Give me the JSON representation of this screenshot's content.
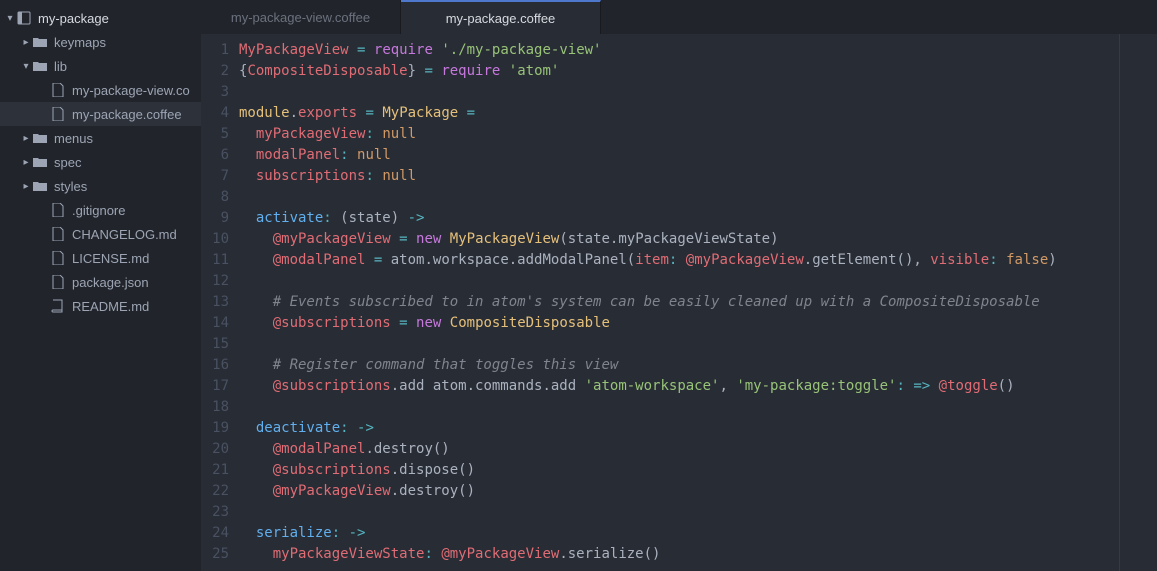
{
  "sidebar": {
    "root": "my-package",
    "items": [
      {
        "kind": "folder",
        "name": "keymaps",
        "expanded": false,
        "depth": 1
      },
      {
        "kind": "folder",
        "name": "lib",
        "expanded": true,
        "depth": 1
      },
      {
        "kind": "file",
        "name": "my-package-view.co",
        "depth": 2,
        "icon": "file"
      },
      {
        "kind": "file",
        "name": "my-package.coffee",
        "depth": 2,
        "icon": "file",
        "selected": true
      },
      {
        "kind": "folder",
        "name": "menus",
        "expanded": false,
        "depth": 1
      },
      {
        "kind": "folder",
        "name": "spec",
        "expanded": false,
        "depth": 1
      },
      {
        "kind": "folder",
        "name": "styles",
        "expanded": false,
        "depth": 1
      },
      {
        "kind": "file",
        "name": ".gitignore",
        "depth": 2,
        "icon": "file"
      },
      {
        "kind": "file",
        "name": "CHANGELOG.md",
        "depth": 2,
        "icon": "file"
      },
      {
        "kind": "file",
        "name": "LICENSE.md",
        "depth": 2,
        "icon": "file"
      },
      {
        "kind": "file",
        "name": "package.json",
        "depth": 2,
        "icon": "file"
      },
      {
        "kind": "file",
        "name": "README.md",
        "depth": 2,
        "icon": "book"
      }
    ]
  },
  "tabs": [
    {
      "label": "my-package-view.coffee",
      "active": false
    },
    {
      "label": "my-package.coffee",
      "active": true
    }
  ],
  "code_lines": [
    [
      {
        "t": "MyPackageView",
        "c": "c-red"
      },
      {
        "t": " ",
        "c": "c-def"
      },
      {
        "t": "=",
        "c": "c-cyan"
      },
      {
        "t": " ",
        "c": "c-def"
      },
      {
        "t": "require",
        "c": "c-purple"
      },
      {
        "t": " ",
        "c": "c-def"
      },
      {
        "t": "'./my-package-view'",
        "c": "c-green"
      }
    ],
    [
      {
        "t": "{",
        "c": "c-def"
      },
      {
        "t": "CompositeDisposable",
        "c": "c-red"
      },
      {
        "t": "} ",
        "c": "c-def"
      },
      {
        "t": "=",
        "c": "c-cyan"
      },
      {
        "t": " ",
        "c": "c-def"
      },
      {
        "t": "require",
        "c": "c-purple"
      },
      {
        "t": " ",
        "c": "c-def"
      },
      {
        "t": "'atom'",
        "c": "c-green"
      }
    ],
    [],
    [
      {
        "t": "module",
        "c": "c-yellow"
      },
      {
        "t": ".",
        "c": "c-def"
      },
      {
        "t": "exports",
        "c": "c-red"
      },
      {
        "t": " ",
        "c": "c-def"
      },
      {
        "t": "=",
        "c": "c-cyan"
      },
      {
        "t": " ",
        "c": "c-def"
      },
      {
        "t": "MyPackage",
        "c": "c-yellow"
      },
      {
        "t": " ",
        "c": "c-def"
      },
      {
        "t": "=",
        "c": "c-cyan"
      }
    ],
    [
      {
        "t": "  ",
        "c": "c-def"
      },
      {
        "t": "myPackageView",
        "c": "c-red"
      },
      {
        "t": ":",
        "c": "c-cyan"
      },
      {
        "t": " ",
        "c": "c-def"
      },
      {
        "t": "null",
        "c": "c-orange"
      }
    ],
    [
      {
        "t": "  ",
        "c": "c-def"
      },
      {
        "t": "modalPanel",
        "c": "c-red"
      },
      {
        "t": ":",
        "c": "c-cyan"
      },
      {
        "t": " ",
        "c": "c-def"
      },
      {
        "t": "null",
        "c": "c-orange"
      }
    ],
    [
      {
        "t": "  ",
        "c": "c-def"
      },
      {
        "t": "subscriptions",
        "c": "c-red"
      },
      {
        "t": ":",
        "c": "c-cyan"
      },
      {
        "t": " ",
        "c": "c-def"
      },
      {
        "t": "null",
        "c": "c-orange"
      }
    ],
    [],
    [
      {
        "t": "  ",
        "c": "c-def"
      },
      {
        "t": "activate",
        "c": "c-blue"
      },
      {
        "t": ":",
        "c": "c-cyan"
      },
      {
        "t": " (",
        "c": "c-def"
      },
      {
        "t": "state",
        "c": "c-def"
      },
      {
        "t": ") ",
        "c": "c-def"
      },
      {
        "t": "->",
        "c": "c-cyan"
      }
    ],
    [
      {
        "t": "    ",
        "c": "c-def"
      },
      {
        "t": "@myPackageView",
        "c": "c-red"
      },
      {
        "t": " ",
        "c": "c-def"
      },
      {
        "t": "=",
        "c": "c-cyan"
      },
      {
        "t": " ",
        "c": "c-def"
      },
      {
        "t": "new",
        "c": "c-purple"
      },
      {
        "t": " ",
        "c": "c-def"
      },
      {
        "t": "MyPackageView",
        "c": "c-yellow"
      },
      {
        "t": "(state.myPackageViewState)",
        "c": "c-def"
      }
    ],
    [
      {
        "t": "    ",
        "c": "c-def"
      },
      {
        "t": "@modalPanel",
        "c": "c-red"
      },
      {
        "t": " ",
        "c": "c-def"
      },
      {
        "t": "=",
        "c": "c-cyan"
      },
      {
        "t": " atom.workspace.addModalPanel(",
        "c": "c-def"
      },
      {
        "t": "item",
        "c": "c-red"
      },
      {
        "t": ":",
        "c": "c-cyan"
      },
      {
        "t": " ",
        "c": "c-def"
      },
      {
        "t": "@myPackageView",
        "c": "c-red"
      },
      {
        "t": ".getElement(), ",
        "c": "c-def"
      },
      {
        "t": "visible",
        "c": "c-red"
      },
      {
        "t": ":",
        "c": "c-cyan"
      },
      {
        "t": " ",
        "c": "c-def"
      },
      {
        "t": "false",
        "c": "c-orange"
      },
      {
        "t": ")",
        "c": "c-def"
      }
    ],
    [],
    [
      {
        "t": "    ",
        "c": "c-def"
      },
      {
        "t": "# Events subscribed to in atom's system can be easily cleaned up with a CompositeDisposable",
        "c": "c-grey"
      }
    ],
    [
      {
        "t": "    ",
        "c": "c-def"
      },
      {
        "t": "@subscriptions",
        "c": "c-red"
      },
      {
        "t": " ",
        "c": "c-def"
      },
      {
        "t": "=",
        "c": "c-cyan"
      },
      {
        "t": " ",
        "c": "c-def"
      },
      {
        "t": "new",
        "c": "c-purple"
      },
      {
        "t": " ",
        "c": "c-def"
      },
      {
        "t": "CompositeDisposable",
        "c": "c-yellow"
      }
    ],
    [],
    [
      {
        "t": "    ",
        "c": "c-def"
      },
      {
        "t": "# Register command that toggles this view",
        "c": "c-grey"
      }
    ],
    [
      {
        "t": "    ",
        "c": "c-def"
      },
      {
        "t": "@subscriptions",
        "c": "c-red"
      },
      {
        "t": ".add atom.commands.add ",
        "c": "c-def"
      },
      {
        "t": "'atom-workspace'",
        "c": "c-green"
      },
      {
        "t": ", ",
        "c": "c-def"
      },
      {
        "t": "'my-package:toggle'",
        "c": "c-green"
      },
      {
        "t": ":",
        "c": "c-cyan"
      },
      {
        "t": " ",
        "c": "c-def"
      },
      {
        "t": "=>",
        "c": "c-cyan"
      },
      {
        "t": " ",
        "c": "c-def"
      },
      {
        "t": "@toggle",
        "c": "c-red"
      },
      {
        "t": "()",
        "c": "c-def"
      }
    ],
    [],
    [
      {
        "t": "  ",
        "c": "c-def"
      },
      {
        "t": "deactivate",
        "c": "c-blue"
      },
      {
        "t": ":",
        "c": "c-cyan"
      },
      {
        "t": " ",
        "c": "c-def"
      },
      {
        "t": "->",
        "c": "c-cyan"
      }
    ],
    [
      {
        "t": "    ",
        "c": "c-def"
      },
      {
        "t": "@modalPanel",
        "c": "c-red"
      },
      {
        "t": ".destroy()",
        "c": "c-def"
      }
    ],
    [
      {
        "t": "    ",
        "c": "c-def"
      },
      {
        "t": "@subscriptions",
        "c": "c-red"
      },
      {
        "t": ".dispose()",
        "c": "c-def"
      }
    ],
    [
      {
        "t": "    ",
        "c": "c-def"
      },
      {
        "t": "@myPackageView",
        "c": "c-red"
      },
      {
        "t": ".destroy()",
        "c": "c-def"
      }
    ],
    [],
    [
      {
        "t": "  ",
        "c": "c-def"
      },
      {
        "t": "serialize",
        "c": "c-blue"
      },
      {
        "t": ":",
        "c": "c-cyan"
      },
      {
        "t": " ",
        "c": "c-def"
      },
      {
        "t": "->",
        "c": "c-cyan"
      }
    ],
    [
      {
        "t": "    ",
        "c": "c-def"
      },
      {
        "t": "myPackageViewState",
        "c": "c-red"
      },
      {
        "t": ":",
        "c": "c-cyan"
      },
      {
        "t": " ",
        "c": "c-def"
      },
      {
        "t": "@myPackageView",
        "c": "c-red"
      },
      {
        "t": ".serialize()",
        "c": "c-def"
      }
    ]
  ]
}
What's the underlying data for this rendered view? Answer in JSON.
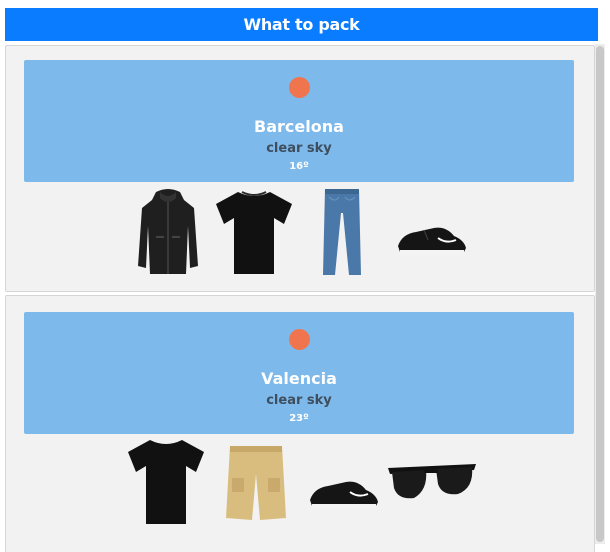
{
  "header": {
    "title": "What to pack"
  },
  "colors": {
    "header": "#0a7cff",
    "weather_box": "#7db9ea",
    "sun": "#f0754e"
  },
  "cards": [
    {
      "city": "Barcelona",
      "description": "clear sky",
      "temperature": "16º",
      "weather_icon": "sun-icon",
      "items": [
        "jacket-icon",
        "tshirt-icon",
        "jeans-icon",
        "sneakers-icon"
      ]
    },
    {
      "city": "Valencia",
      "description": "clear sky",
      "temperature": "23º",
      "weather_icon": "sun-icon",
      "items": [
        "tshirt-icon",
        "shorts-icon",
        "sneakers-icon",
        "sunglasses-icon"
      ]
    }
  ]
}
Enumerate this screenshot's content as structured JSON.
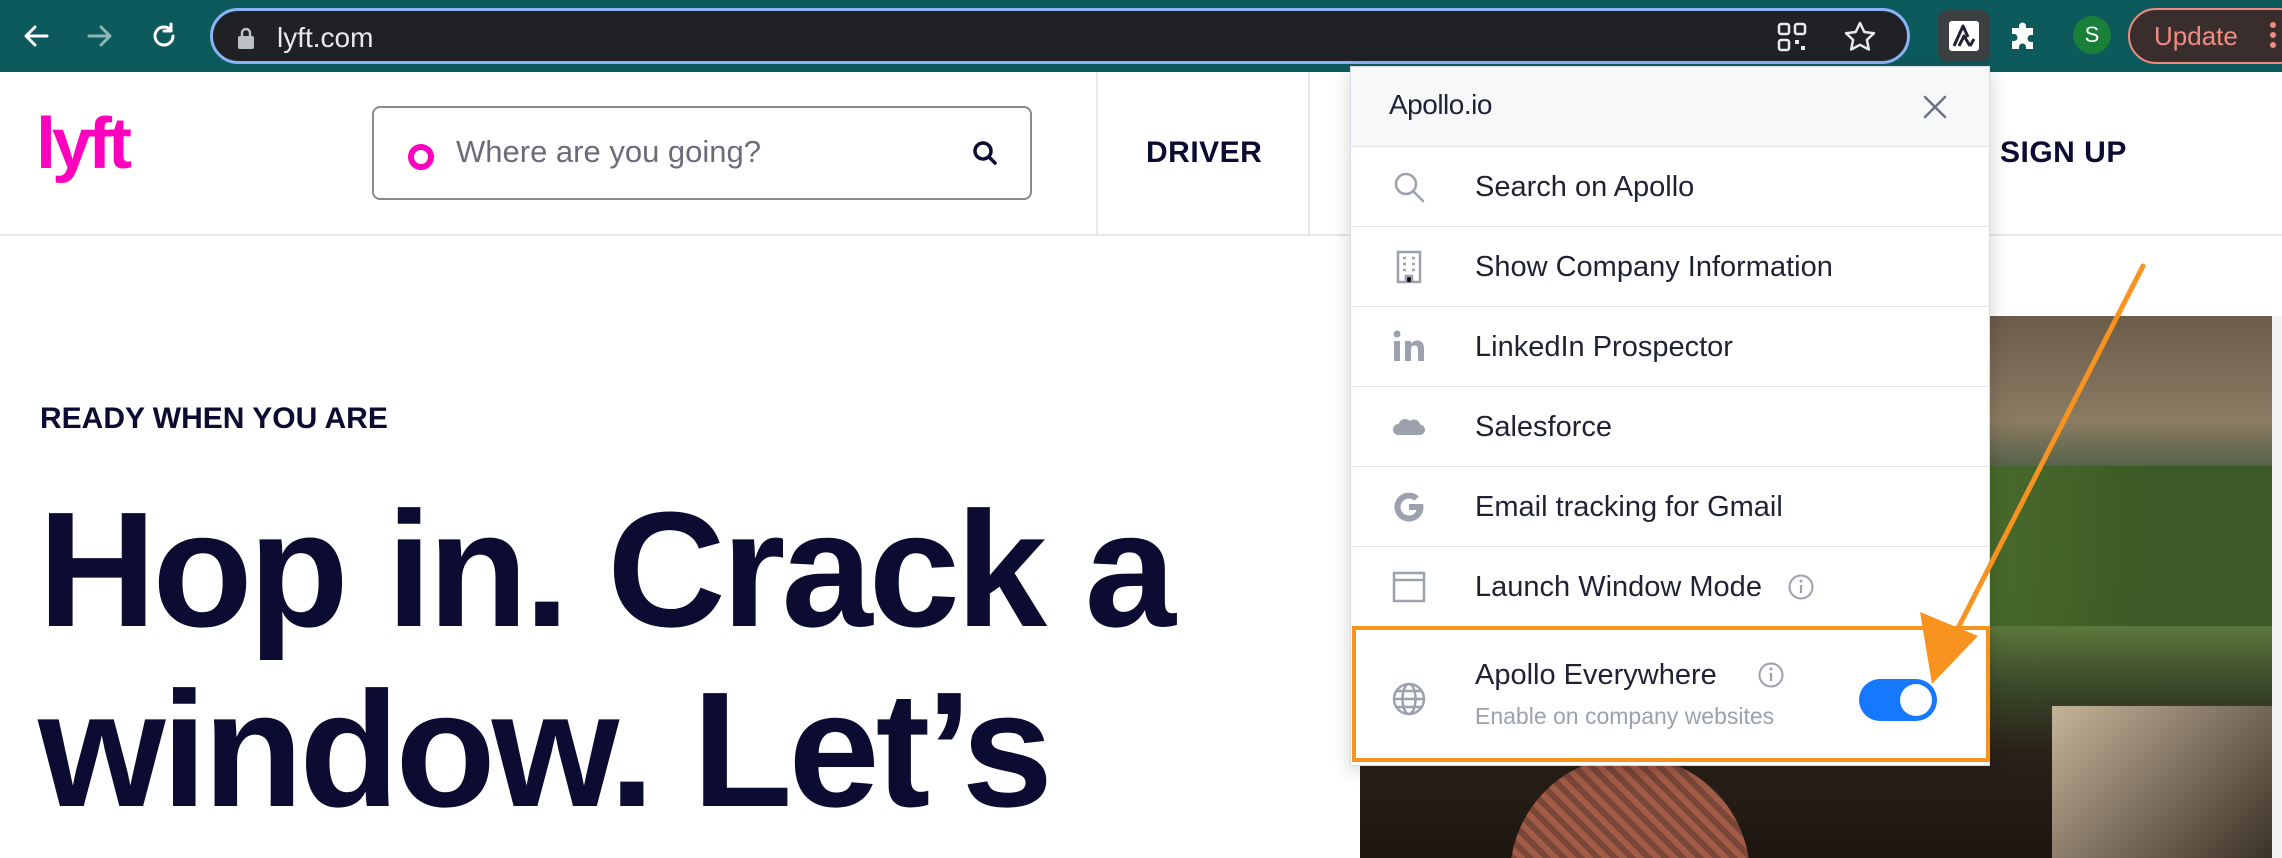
{
  "browser": {
    "url": "lyft.com",
    "profile_initial": "S",
    "update_label": "Update",
    "icons": [
      "back-icon",
      "forward-icon",
      "reload-icon",
      "lock-icon",
      "qr-code-icon",
      "star-icon",
      "apollo-extension-icon",
      "puzzle-icon"
    ]
  },
  "site": {
    "logo": "lyft",
    "search_placeholder": "Where are you going?",
    "nav": {
      "driver": "DRIVER",
      "signup": "SIGN UP"
    },
    "eyebrow": "READY WHEN YOU ARE",
    "hero_lines": [
      "Hop in. Crack a",
      "window. Let’s"
    ],
    "brand_color": "#ff00bf",
    "text_color": "#0c0b31"
  },
  "apollo_popup": {
    "logo": "Apollo.io",
    "items": [
      {
        "label": "Search on Apollo",
        "icon": "search-icon"
      },
      {
        "label": "Show Company Information",
        "icon": "building-icon"
      },
      {
        "label": "LinkedIn Prospector",
        "icon": "linkedin-icon"
      },
      {
        "label": "Salesforce",
        "icon": "salesforce-cloud-icon"
      },
      {
        "label": "Email tracking for Gmail",
        "icon": "google-icon"
      },
      {
        "label": "Launch Window Mode",
        "icon": "window-icon"
      }
    ],
    "everywhere": {
      "title": "Apollo Everywhere",
      "subtitle": "Enable on company websites",
      "icon": "globe-icon",
      "enabled": true
    },
    "toggle_color": "#1677ff",
    "highlight_color": "#f7931e"
  }
}
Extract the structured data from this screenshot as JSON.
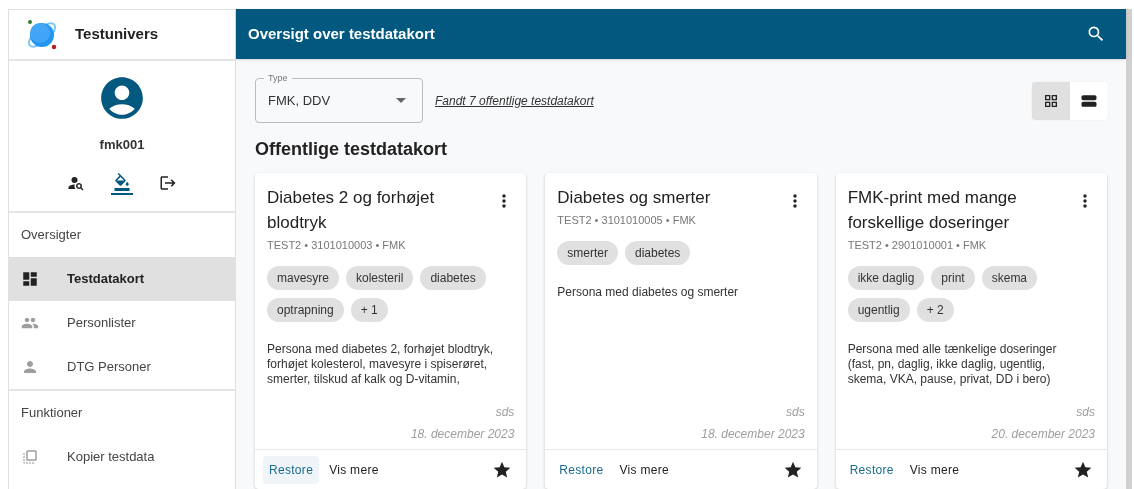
{
  "app": {
    "name": "Testunivers"
  },
  "profile": {
    "username": "fmk001",
    "actions": [
      {
        "kind": "person-search",
        "selected": false
      },
      {
        "kind": "theme",
        "selected": true
      },
      {
        "kind": "logout",
        "selected": false
      }
    ]
  },
  "sidebar": {
    "sections": [
      {
        "title": "Oversigter",
        "items": [
          {
            "label": "Testdatakort",
            "kind": "dashboard",
            "selected": true
          },
          {
            "label": "Personlister",
            "kind": "people",
            "selected": false
          },
          {
            "label": "DTG Personer",
            "kind": "person",
            "selected": false
          }
        ]
      },
      {
        "title": "Funktioner",
        "items": [
          {
            "label": "Kopier testdata",
            "kind": "copy",
            "selected": false
          }
        ]
      }
    ]
  },
  "header": {
    "title": "Oversigt over testdatakort"
  },
  "filter": {
    "label": "Type",
    "value": "FMK, DDV",
    "result_link": "Fandt 7 offentlige testdatakort"
  },
  "view_toggle": [
    {
      "kind": "grid",
      "selected": true
    },
    {
      "kind": "list",
      "selected": false
    }
  ],
  "section_title": "Offentlige testdatakort",
  "cards": [
    {
      "title": "Diabetes 2 og forhøjet blodtryk",
      "subtitle": "TEST2 • 3101010003 • FMK",
      "tags": [
        "mavesyre",
        "kolesteril",
        "diabetes",
        "optrapning",
        "+ 1"
      ],
      "description": "Persona med diabetes 2, forhøjet blodtryk, forhøjet kolesterol, mavesyre i spiserøret, smerter, tilskud af kalk og D-vitamin,",
      "author": "sds",
      "date": "18. december 2023",
      "actions": [
        {
          "label": "Restore",
          "kind": "primary",
          "hovered": true
        },
        {
          "label": "Vis mere",
          "kind": "secondary",
          "hovered": false
        }
      ],
      "favorite": true
    },
    {
      "title": "Diabetes og smerter",
      "subtitle": "TEST2 • 3101010005 • FMK",
      "tags": [
        "smerter",
        "diabetes"
      ],
      "description": "Persona med diabetes og smerter",
      "author": "sds",
      "date": "18. december 2023",
      "actions": [
        {
          "label": "Restore",
          "kind": "primary",
          "hovered": false
        },
        {
          "label": "Vis mere",
          "kind": "secondary",
          "hovered": false
        }
      ],
      "favorite": true
    },
    {
      "title": "FMK-print med mange forskellige doseringer",
      "subtitle": "TEST2 • 2901010001 • FMK",
      "tags": [
        "ikke daglig",
        "print",
        "skema",
        "ugentlig",
        "+ 2"
      ],
      "description": "Persona med alle tænkelige doseringer (fast, pn, daglig, ikke daglig, ugentlig, skema, VKA, pause, privat, DD i bero)",
      "author": "sds",
      "date": "20. december 2023",
      "actions": [
        {
          "label": "Restore",
          "kind": "primary",
          "hovered": false
        },
        {
          "label": "Vis mere",
          "kind": "secondary",
          "hovered": false
        }
      ],
      "favorite": true
    }
  ]
}
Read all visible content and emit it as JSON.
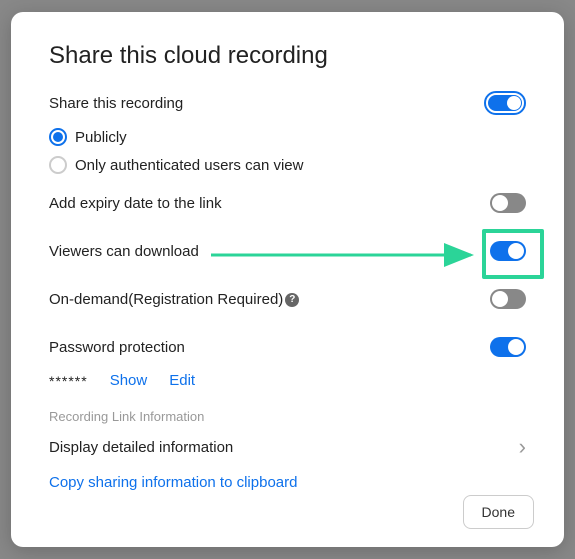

## YOUR OBJECTIVE
Scan the material above for the string "true" and report each line where you find it.

## FINISHED EXERCISE
        "expanded": true,
        "selected": true
      "active": true
      "enabled": true
        "selected": true
            "selected": true
      "selected": true
          "hovered": true
      "favorite": true
      "favorite": true
      "favorite": true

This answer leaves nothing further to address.